*Data for processing:*
_ _ _

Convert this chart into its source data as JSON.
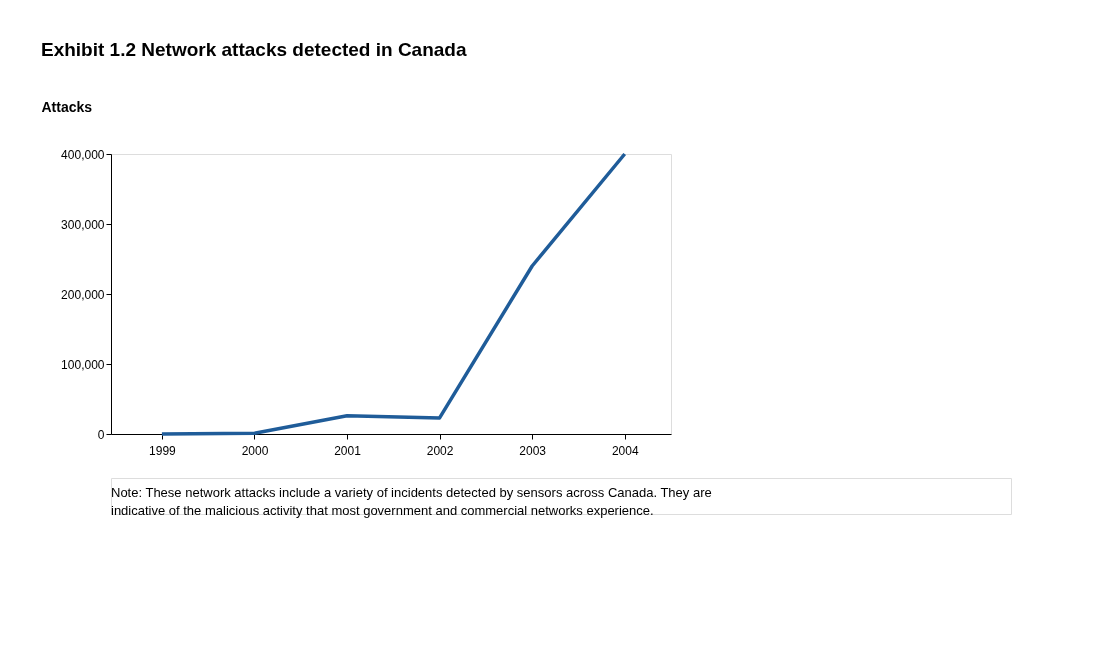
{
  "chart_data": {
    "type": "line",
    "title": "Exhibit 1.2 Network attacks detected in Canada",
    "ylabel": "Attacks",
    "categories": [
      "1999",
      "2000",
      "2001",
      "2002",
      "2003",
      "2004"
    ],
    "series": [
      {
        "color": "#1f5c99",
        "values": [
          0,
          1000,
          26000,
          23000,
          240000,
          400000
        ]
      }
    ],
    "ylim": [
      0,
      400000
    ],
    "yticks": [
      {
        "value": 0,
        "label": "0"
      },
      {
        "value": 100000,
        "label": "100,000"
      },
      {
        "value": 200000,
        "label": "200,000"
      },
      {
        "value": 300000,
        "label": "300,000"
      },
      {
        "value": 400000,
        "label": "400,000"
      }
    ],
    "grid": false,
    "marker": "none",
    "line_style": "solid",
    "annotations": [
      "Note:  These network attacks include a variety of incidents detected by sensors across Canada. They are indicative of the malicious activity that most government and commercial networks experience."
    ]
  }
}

_ _ _

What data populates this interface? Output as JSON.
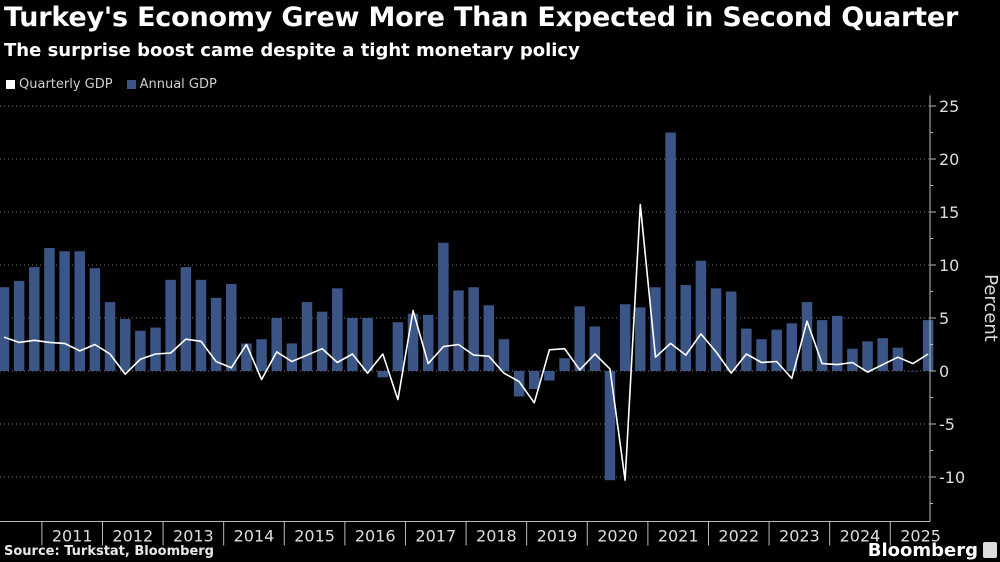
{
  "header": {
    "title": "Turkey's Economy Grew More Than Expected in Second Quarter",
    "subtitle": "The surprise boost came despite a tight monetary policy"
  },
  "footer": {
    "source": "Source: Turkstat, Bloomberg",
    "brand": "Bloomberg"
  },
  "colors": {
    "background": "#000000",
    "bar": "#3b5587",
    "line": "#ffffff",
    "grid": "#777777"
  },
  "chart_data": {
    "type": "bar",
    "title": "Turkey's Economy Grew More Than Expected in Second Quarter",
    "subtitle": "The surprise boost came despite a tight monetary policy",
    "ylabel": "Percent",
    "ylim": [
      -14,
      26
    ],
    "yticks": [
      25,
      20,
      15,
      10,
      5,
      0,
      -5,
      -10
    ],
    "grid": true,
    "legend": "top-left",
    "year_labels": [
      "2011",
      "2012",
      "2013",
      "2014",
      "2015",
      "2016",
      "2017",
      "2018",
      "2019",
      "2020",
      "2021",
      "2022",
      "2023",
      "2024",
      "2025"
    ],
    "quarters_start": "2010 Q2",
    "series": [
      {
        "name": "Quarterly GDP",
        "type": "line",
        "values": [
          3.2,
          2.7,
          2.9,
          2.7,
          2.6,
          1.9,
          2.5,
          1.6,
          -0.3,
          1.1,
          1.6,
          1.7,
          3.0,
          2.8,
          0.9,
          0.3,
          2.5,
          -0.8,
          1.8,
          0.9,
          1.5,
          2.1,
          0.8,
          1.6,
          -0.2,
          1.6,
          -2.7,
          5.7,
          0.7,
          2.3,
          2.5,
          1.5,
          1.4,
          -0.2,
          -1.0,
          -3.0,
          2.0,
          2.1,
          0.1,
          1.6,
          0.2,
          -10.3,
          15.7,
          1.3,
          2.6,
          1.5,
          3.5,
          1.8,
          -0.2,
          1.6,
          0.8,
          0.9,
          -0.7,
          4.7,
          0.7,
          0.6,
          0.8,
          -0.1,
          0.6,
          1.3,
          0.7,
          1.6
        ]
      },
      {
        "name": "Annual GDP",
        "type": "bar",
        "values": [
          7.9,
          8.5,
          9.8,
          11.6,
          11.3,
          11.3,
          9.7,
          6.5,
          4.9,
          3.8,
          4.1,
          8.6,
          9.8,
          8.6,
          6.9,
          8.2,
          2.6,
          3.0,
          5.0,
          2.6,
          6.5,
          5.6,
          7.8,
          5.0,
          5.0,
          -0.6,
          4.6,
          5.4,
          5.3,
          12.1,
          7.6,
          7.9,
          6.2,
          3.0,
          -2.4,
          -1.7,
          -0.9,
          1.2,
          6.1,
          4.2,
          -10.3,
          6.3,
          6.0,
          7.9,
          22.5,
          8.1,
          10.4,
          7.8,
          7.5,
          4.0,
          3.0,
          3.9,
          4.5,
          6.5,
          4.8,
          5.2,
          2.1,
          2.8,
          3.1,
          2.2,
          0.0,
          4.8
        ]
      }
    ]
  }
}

_ _ _

*Set exercise:*
Scan the records for the string "Bloomberg". Copy each line in which it appears.

*Result of the exercise:*
    "source": "Source: Turkstat, Bloomberg",
    "brand": "Bloomberg"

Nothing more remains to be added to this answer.